Les cérémonies d’ouverture des Jeux olympiques d’hiver de Pékin 2022 sont dans moins de deux mois et certains invités potentiels ont déjà déclaré qu’ils ne se présenteraient pas. Nous parlons de fonctionnaires américains.
L’administration du président Joe Biden a déclaré cette semaine qu’elle n’enverrait pas de représentants du gouvernement américain aux Jeux de Pékin pour protester contre les violations des droits humains par la Chine, y compris ses abus contre les Ouïghours au Xinjiang et la répression antidémocratique à Hong Kong. Le Royaume-Uni, l’Australie et le Canada ont également déclaré cette semaine qu’ils garderaient leurs délégations à la maison.

◆ Données de travail:
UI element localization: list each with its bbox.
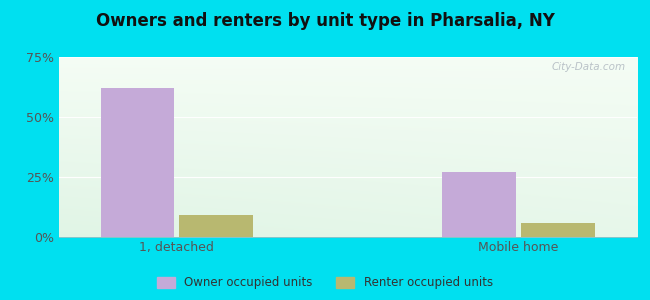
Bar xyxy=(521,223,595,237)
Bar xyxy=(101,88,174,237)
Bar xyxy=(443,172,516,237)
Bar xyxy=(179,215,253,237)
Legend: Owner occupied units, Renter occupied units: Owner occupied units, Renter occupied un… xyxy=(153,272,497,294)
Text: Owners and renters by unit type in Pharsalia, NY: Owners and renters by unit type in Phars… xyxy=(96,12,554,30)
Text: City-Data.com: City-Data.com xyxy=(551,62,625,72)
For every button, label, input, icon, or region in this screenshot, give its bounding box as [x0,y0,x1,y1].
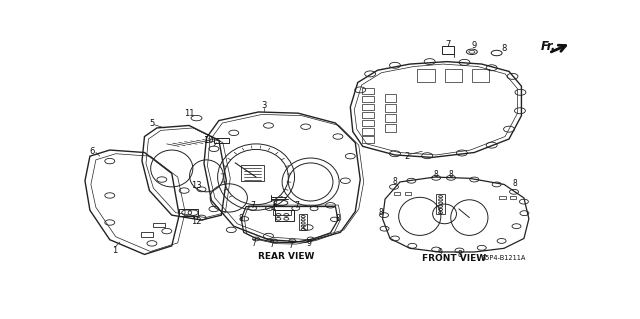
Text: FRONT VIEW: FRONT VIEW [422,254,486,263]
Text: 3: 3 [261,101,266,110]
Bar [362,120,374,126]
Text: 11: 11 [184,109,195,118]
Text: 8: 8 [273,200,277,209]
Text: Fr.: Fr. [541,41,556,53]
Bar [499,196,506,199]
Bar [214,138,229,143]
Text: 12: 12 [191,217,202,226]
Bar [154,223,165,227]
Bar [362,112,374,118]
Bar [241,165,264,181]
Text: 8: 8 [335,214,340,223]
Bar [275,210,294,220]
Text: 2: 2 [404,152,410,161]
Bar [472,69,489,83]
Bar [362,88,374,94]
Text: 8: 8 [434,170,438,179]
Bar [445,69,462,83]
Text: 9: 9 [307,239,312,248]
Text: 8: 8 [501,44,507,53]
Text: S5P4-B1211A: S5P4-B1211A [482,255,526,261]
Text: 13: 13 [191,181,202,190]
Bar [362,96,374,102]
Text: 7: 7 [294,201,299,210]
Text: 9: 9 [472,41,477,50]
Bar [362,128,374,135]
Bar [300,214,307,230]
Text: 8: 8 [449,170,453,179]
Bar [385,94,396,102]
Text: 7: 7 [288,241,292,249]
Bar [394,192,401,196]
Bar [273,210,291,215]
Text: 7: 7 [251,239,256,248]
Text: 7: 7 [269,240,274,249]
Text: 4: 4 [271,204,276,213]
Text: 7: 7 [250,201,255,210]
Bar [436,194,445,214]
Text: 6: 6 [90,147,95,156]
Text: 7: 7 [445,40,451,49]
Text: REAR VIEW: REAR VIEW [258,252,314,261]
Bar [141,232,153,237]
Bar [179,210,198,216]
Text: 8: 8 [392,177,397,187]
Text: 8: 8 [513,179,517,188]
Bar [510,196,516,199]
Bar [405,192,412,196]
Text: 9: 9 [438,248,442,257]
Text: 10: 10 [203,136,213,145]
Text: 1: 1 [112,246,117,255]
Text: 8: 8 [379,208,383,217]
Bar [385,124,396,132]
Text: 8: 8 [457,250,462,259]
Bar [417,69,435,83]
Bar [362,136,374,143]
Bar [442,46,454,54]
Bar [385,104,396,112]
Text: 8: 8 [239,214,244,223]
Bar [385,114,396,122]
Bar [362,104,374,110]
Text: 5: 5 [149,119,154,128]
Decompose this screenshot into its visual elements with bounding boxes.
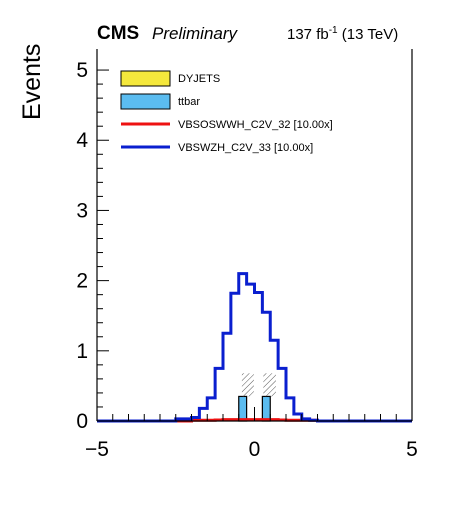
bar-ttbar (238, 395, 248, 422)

◆ Tâches à réaliser:
#1 Recopiez intégralement le texte fourni, sans y changer un seul mot.
#2 Présentez en liste numérotée les lignes des données de travail situées entre celle qui contient « Bar xyxy=(521,223,595,237) » et celle qui contient « For every button, label, input, icon, or », ces deux lignes comprises. Laissez de côté les lignes vides.

◆ Les réponses:
#1
Les cérémonies d’ouverture des Jeux olympiques d’hiver de Pékin 2022 sont dans moins de deux mois et certains invités potentiels ont déjà déclaré qu’ils ne se présenteraient pas. Nous parlons de fonctionnaires américains.
L’administration du président Joe Biden a déclaré cette semaine qu’elle n’enverrait pas de représentants du gouvernement américain aux Jeux de Pékin pour protester contre les violations des droits humains par la Chine, y compris ses abus contre les Ouïghours au Xinjiang et la répression antidémocratique à Hong Kong. Le Royaume-Uni, l’Australie et le Canada ont également déclaré cette semaine qu’ils garderaient leurs délégations à la maison.

#2
1. Bar xyxy=(521,223,595,237)
2. Bar xyxy=(101,88,174,237)
3. Bar xyxy=(443,172,516,237)
4. Bar xyxy=(179,215,253,237)
5. Legend: Owner occupied units, Renter occupied units: Owner occupied units, Renter occupied un… xyxy=(153,272,497,294)
6. Text: Owners and renters by unit type in Pharsalia, NY: Owners and renters by unit type in Phars… xyxy=(96,12,554,30)
7. Text: City-Data.com: City-Data.com xyxy=(551,62,625,72)
8. For every button, label, input, icon, or region in this screenshot, give its bounding box as [x0,y0,x1,y1].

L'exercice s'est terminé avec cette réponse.